Directions: Reproduce the listing below word for word, every line of it, but omit the picture placeholders.

Data excerpts start

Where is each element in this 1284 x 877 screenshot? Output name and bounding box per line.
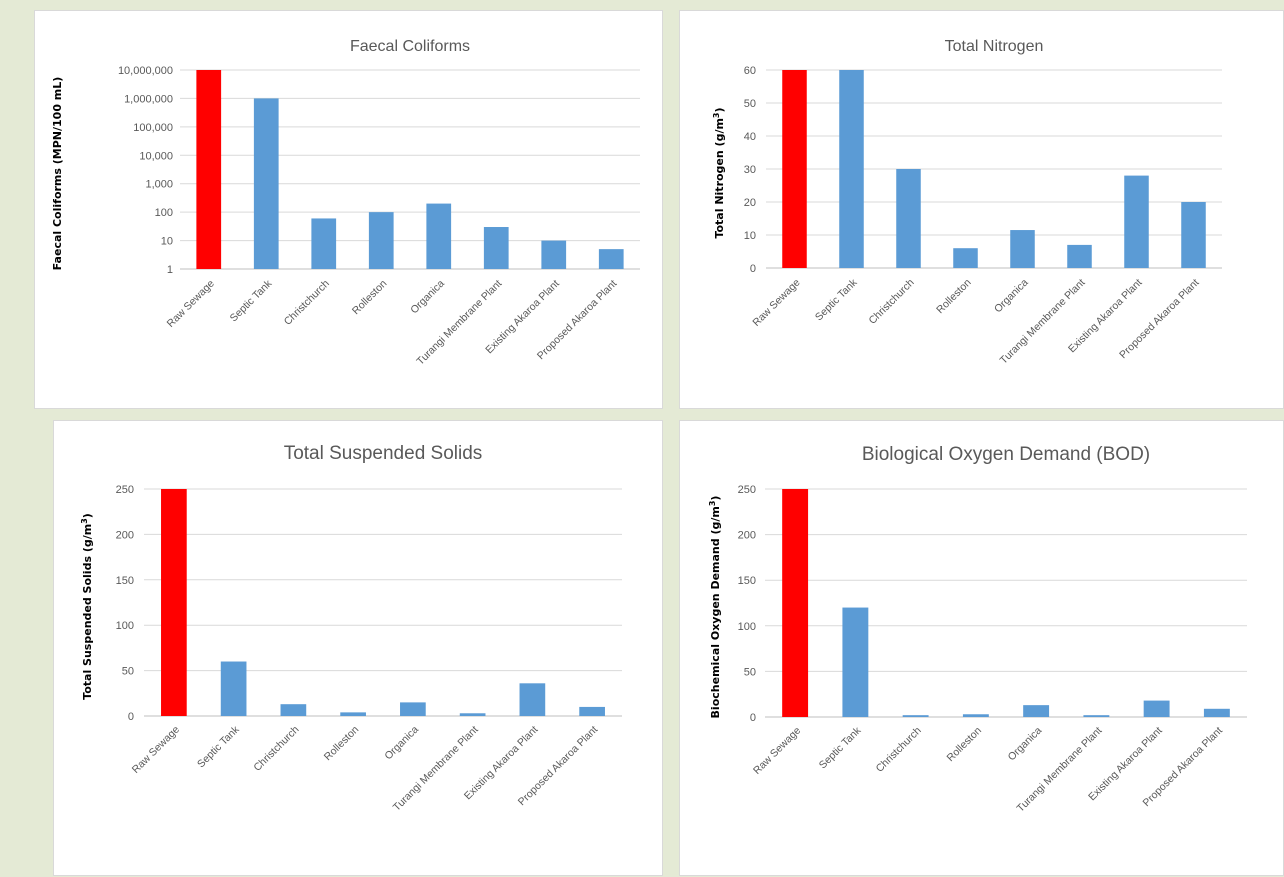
total-suspended-solids-chart-svg: Total Suspended Solids 0 50 100 150 200 250 Raw… bbox=[80, 443, 622, 814]
bar-raw-sewage bbox=[161, 489, 187, 716]
y-tick-label: 50 bbox=[744, 666, 756, 678]
y-tick-label: 1,000 bbox=[145, 179, 173, 191]
bar-septic-tank bbox=[839, 70, 864, 268]
y-tick-label: 0 bbox=[128, 711, 134, 723]
bar-organica bbox=[400, 702, 426, 716]
bar-organica bbox=[426, 203, 452, 269]
y-tick-label: 10,000 bbox=[139, 150, 173, 162]
x-category-label: Raw Sewage bbox=[130, 724, 182, 776]
y-tick-label: 100 bbox=[116, 620, 134, 632]
x-category-label: Rolleston bbox=[350, 278, 390, 318]
bar-existing-akaroa-plant bbox=[1143, 700, 1170, 717]
faecal-coliforms-chart-svg: Faecal Coliforms 1 10 100 1,000 10,000 100,000… bbox=[51, 38, 640, 368]
bar-christchurch bbox=[280, 704, 307, 716]
y-tick-label: 1 bbox=[167, 264, 173, 276]
x-category-label: Raw Sewage bbox=[165, 278, 217, 330]
bar-septic-tank bbox=[842, 607, 869, 717]
chart-title: Total Nitrogen bbox=[945, 38, 1044, 55]
y-tick-label: 50 bbox=[122, 666, 134, 678]
x-category-label: Septic Tank bbox=[813, 276, 860, 323]
x-category-label: Raw Sewage bbox=[750, 277, 802, 329]
bod-chart-panel: Biological Oxygen Demand (BOD) 0 50 100 150 2… bbox=[679, 420, 1284, 876]
y-tick-label: 100 bbox=[738, 621, 756, 633]
bar-proposed-akaroa-plant bbox=[1181, 202, 1206, 268]
bar-rolleston bbox=[953, 248, 978, 268]
bar-existing-akaroa-plant bbox=[1124, 175, 1149, 268]
y-tick-label: 50 bbox=[744, 98, 756, 110]
bar-organica bbox=[1010, 230, 1035, 268]
y-axis-label: Total Nitrogen (g/m3) bbox=[712, 107, 726, 238]
bar-septic-tank bbox=[253, 98, 279, 269]
bar-proposed-akaroa-plant bbox=[598, 249, 624, 269]
bar-christchurch bbox=[896, 169, 921, 268]
y-tick-label: 10,000,000 bbox=[118, 65, 173, 77]
chart-title: Total Suspended Solids bbox=[284, 443, 483, 464]
y-tick-label: 100,000 bbox=[133, 122, 173, 134]
bar-organica bbox=[1023, 705, 1050, 717]
x-category-label: Organica bbox=[382, 724, 421, 763]
y-tick-label: 10 bbox=[744, 230, 756, 242]
x-category-label: Raw Sewage bbox=[751, 725, 803, 777]
x-category-label: Christchurch bbox=[866, 277, 916, 327]
bar-raw-sewage bbox=[782, 489, 809, 717]
y-axis-label: Total Suspended Solids (g/m3) bbox=[80, 513, 94, 700]
y-tick-label: 60 bbox=[744, 65, 756, 77]
x-category-label: Organica bbox=[992, 277, 1031, 316]
bar-turangi-membrane-plant bbox=[1067, 244, 1092, 268]
total-nitrogen-chart-panel: Total Nitrogen 0 10 20 30 40 50 60 Raw Sewage Sep… bbox=[679, 10, 1284, 409]
x-category-label: Christchurch bbox=[251, 724, 301, 774]
x-category-label: Rolleston bbox=[945, 725, 985, 765]
bar-raw-sewage bbox=[196, 70, 222, 269]
bar-existing-akaroa-plant bbox=[541, 240, 567, 269]
x-category-label: Christchurch bbox=[874, 725, 924, 775]
y-tick-label: 150 bbox=[738, 575, 756, 587]
y-tick-label: 100 bbox=[155, 207, 173, 219]
bar-turangi-membrane-plant bbox=[1083, 715, 1110, 717]
y-tick-label: 20 bbox=[744, 197, 756, 209]
x-category-label: Organica bbox=[1006, 725, 1045, 764]
bar-septic-tank bbox=[220, 661, 247, 716]
y-tick-label: 30 bbox=[744, 164, 756, 176]
y-tick-label: 10 bbox=[161, 236, 173, 248]
bar-christchurch bbox=[902, 715, 929, 717]
y-tick-label: 0 bbox=[750, 263, 756, 275]
bar-proposed-akaroa-plant bbox=[1203, 708, 1230, 717]
x-category-label: Septic Tank bbox=[228, 277, 275, 324]
x-category-label: Organica bbox=[408, 278, 447, 317]
x-category-label: Rolleston bbox=[322, 724, 362, 764]
x-category-label: Septic Tank bbox=[195, 723, 242, 770]
biological-oxygen-demand-bod-chart-svg: Biological Oxygen Demand (BOD) 0 50 100 150 2… bbox=[708, 444, 1247, 815]
y-tick-label: 0 bbox=[750, 712, 756, 724]
y-tick-label: 40 bbox=[744, 131, 756, 143]
x-category-label: Septic Tank bbox=[817, 724, 864, 771]
bar-existing-akaroa-plant bbox=[519, 683, 546, 716]
bar-turangi-membrane-plant bbox=[459, 713, 486, 716]
bar-rolleston bbox=[368, 212, 394, 269]
y-axis-label: Faecal Coliforms (MPN/100 mL) bbox=[51, 77, 64, 271]
x-category-label: Christchurch bbox=[282, 278, 332, 328]
bar-rolleston bbox=[962, 714, 989, 717]
bar-proposed-akaroa-plant bbox=[579, 706, 605, 716]
y-axis-label: Biochemical Oxygen Demand (g/m3) bbox=[708, 496, 722, 719]
y-tick-label: 250 bbox=[738, 484, 756, 496]
chart-title: Biological Oxygen Demand (BOD) bbox=[862, 444, 1150, 465]
y-tick-label: 250 bbox=[116, 484, 134, 496]
x-category-label: Rolleston bbox=[934, 277, 974, 317]
bar-turangi-membrane-plant bbox=[483, 227, 509, 269]
bar-rolleston bbox=[340, 712, 366, 716]
y-tick-label: 200 bbox=[738, 530, 756, 542]
bar-raw-sewage bbox=[782, 70, 807, 268]
total-nitrogen-chart-svg: Total Nitrogen 0 10 20 30 40 50 60 Raw Sewage Sep… bbox=[712, 38, 1222, 367]
chart-title: Faecal Coliforms bbox=[350, 38, 470, 55]
bar-christchurch bbox=[311, 218, 337, 269]
y-tick-label: 1,000,000 bbox=[124, 93, 173, 105]
faecal-coliforms-chart-panel: Faecal Coliforms 1 10 100 1,000 10,000 100,000… bbox=[34, 10, 663, 409]
y-tick-label: 150 bbox=[116, 575, 134, 587]
y-tick-label: 200 bbox=[116, 529, 134, 541]
total-suspended-solids-chart-panel: Total Suspended Solids 0 50 100 150 200 250 Raw… bbox=[53, 420, 663, 876]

Data excerpts end

Result of the task:
Where is each element in this 1284 x 877 screenshot? Output name and bounding box per line.
total-suspended-solids-chart-svg: Total Suspended Solids 0 50 100 150 200 250 Raw… bbox=[80, 443, 622, 814]
bar-raw-sewage bbox=[161, 489, 187, 716]
y-tick-label: 50 bbox=[744, 666, 756, 678]
y-tick-label: 1,000 bbox=[145, 179, 173, 191]
bar-septic-tank bbox=[839, 70, 864, 268]
y-tick-label: 0 bbox=[128, 711, 134, 723]
bar-organica bbox=[400, 702, 426, 716]
bar-organica bbox=[426, 203, 452, 269]
y-tick-label: 10,000 bbox=[139, 150, 173, 162]
x-category-label: Raw Sewage bbox=[130, 724, 182, 776]
y-tick-label: 100 bbox=[116, 620, 134, 632]
x-category-label: Rolleston bbox=[350, 278, 390, 318]
bar-existing-akaroa-plant bbox=[1143, 700, 1170, 717]
faecal-coliforms-chart-svg: Faecal Coliforms 1 10 100 1,000 10,000 100,000… bbox=[51, 38, 640, 368]
bar-christchurch bbox=[280, 704, 307, 716]
y-tick-label: 1 bbox=[167, 264, 173, 276]
x-category-label: Raw Sewage bbox=[165, 278, 217, 330]
bar-septic-tank bbox=[842, 607, 869, 717]
chart-title: Total Nitrogen bbox=[945, 38, 1044, 55]
y-tick-label: 50 bbox=[122, 666, 134, 678]
x-category-label: Septic Tank bbox=[813, 276, 860, 323]
x-category-label: Raw Sewage bbox=[750, 277, 802, 329]
bod-chart-panel: Biological Oxygen Demand (BOD) 0 50 100 150 2… bbox=[679, 420, 1284, 876]
y-tick-label: 100 bbox=[738, 621, 756, 633]
bar-proposed-akaroa-plant bbox=[1181, 202, 1206, 268]
bar-rolleston bbox=[953, 248, 978, 268]
bar-existing-akaroa-plant bbox=[1124, 175, 1149, 268]
y-tick-label: 50 bbox=[744, 98, 756, 110]
bar-organica bbox=[1010, 230, 1035, 268]
y-axis-label: Total Nitrogen (g/m3) bbox=[712, 107, 726, 238]
bar-septic-tank bbox=[253, 98, 279, 269]
bar-proposed-akaroa-plant bbox=[598, 249, 624, 269]
bar-christchurch bbox=[896, 169, 921, 268]
y-tick-label: 10,000,000 bbox=[118, 65, 173, 77]
chart-title: Total Suspended Solids bbox=[284, 443, 483, 464]
y-tick-label: 100,000 bbox=[133, 122, 173, 134]
bar-organica bbox=[1023, 705, 1050, 717]
x-category-label: Organica bbox=[382, 724, 421, 763]
y-tick-label: 10 bbox=[744, 230, 756, 242]
x-category-label: Raw Sewage bbox=[751, 725, 803, 777]
x-category-label: Christchurch bbox=[866, 277, 916, 327]
bar-raw-sewage bbox=[782, 489, 809, 717]
y-axis-label: Total Suspended Solids (g/m3) bbox=[80, 513, 94, 700]
y-tick-label: 60 bbox=[744, 65, 756, 77]
x-category-label: Organica bbox=[992, 277, 1031, 316]
bar-turangi-membrane-plant bbox=[1067, 244, 1092, 268]
total-nitrogen-chart-panel: Total Nitrogen 0 10 20 30 40 50 60 Raw Sewage Sep… bbox=[679, 10, 1284, 409]
x-category-label: Christchurch bbox=[251, 724, 301, 774]
x-category-label: Rolleston bbox=[945, 725, 985, 765]
bar-raw-sewage bbox=[196, 70, 222, 269]
bar-existing-akaroa-plant bbox=[541, 240, 567, 269]
x-category-label: Christchurch bbox=[874, 725, 924, 775]
y-tick-label: 150 bbox=[738, 575, 756, 587]
y-tick-label: 100 bbox=[155, 207, 173, 219]
bar-turangi-membrane-plant bbox=[1083, 715, 1110, 717]
y-tick-label: 20 bbox=[744, 197, 756, 209]
x-category-label: Organica bbox=[1006, 725, 1045, 764]
bar-septic-tank bbox=[220, 661, 247, 716]
y-tick-label: 30 bbox=[744, 164, 756, 176]
y-tick-label: 10 bbox=[161, 236, 173, 248]
bar-christchurch bbox=[902, 715, 929, 717]
y-tick-label: 0 bbox=[750, 263, 756, 275]
bar-proposed-akaroa-plant bbox=[1203, 708, 1230, 717]
x-category-label: Septic Tank bbox=[228, 277, 275, 324]
x-category-label: Organica bbox=[408, 278, 447, 317]
x-category-label: Rolleston bbox=[322, 724, 362, 764]
x-category-label: Septic Tank bbox=[195, 723, 242, 770]
biological-oxygen-demand-bod-chart-svg: Biological Oxygen Demand (BOD) 0 50 100 150 2… bbox=[708, 444, 1247, 815]
y-tick-label: 0 bbox=[750, 712, 756, 724]
y-tick-label: 40 bbox=[744, 131, 756, 143]
x-category-label: Septic Tank bbox=[817, 724, 864, 771]
bar-existing-akaroa-plant bbox=[519, 683, 546, 716]
bar-turangi-membrane-plant bbox=[459, 713, 486, 716]
bar-rolleston bbox=[368, 212, 394, 269]
y-axis-label: Faecal Coliforms (MPN/100 mL) bbox=[51, 77, 64, 271]
x-category-label: Christchurch bbox=[282, 278, 332, 328]
bar-rolleston bbox=[962, 714, 989, 717]
bar-proposed-akaroa-plant bbox=[579, 706, 605, 716]
y-axis-label: Biochemical Oxygen Demand (g/m3) bbox=[708, 496, 722, 719]
y-tick-label: 250 bbox=[738, 484, 756, 496]
chart-title: Biological Oxygen Demand (BOD) bbox=[862, 444, 1150, 465]
y-tick-label: 250 bbox=[116, 484, 134, 496]
x-category-label: Rolleston bbox=[934, 277, 974, 317]
bar-turangi-membrane-plant bbox=[483, 227, 509, 269]
bar-rolleston bbox=[340, 712, 366, 716]
y-tick-label: 200 bbox=[738, 530, 756, 542]
bar-raw-sewage bbox=[782, 70, 807, 268]
total-nitrogen-chart-svg: Total Nitrogen 0 10 20 30 40 50 60 Raw Sewage Sep… bbox=[712, 38, 1222, 367]
chart-title: Faecal Coliforms bbox=[350, 38, 470, 55]
bar-christchurch bbox=[311, 218, 337, 269]
y-tick-label: 1,000,000 bbox=[124, 93, 173, 105]
faecal-coliforms-chart-panel: Faecal Coliforms 1 10 100 1,000 10,000 100,000… bbox=[34, 10, 663, 409]
y-tick-label: 150 bbox=[116, 575, 134, 587]
y-tick-label: 200 bbox=[116, 529, 134, 541]
total-suspended-solids-chart-panel: Total Suspended Solids 0 50 100 150 200 250 Raw… bbox=[53, 420, 663, 876]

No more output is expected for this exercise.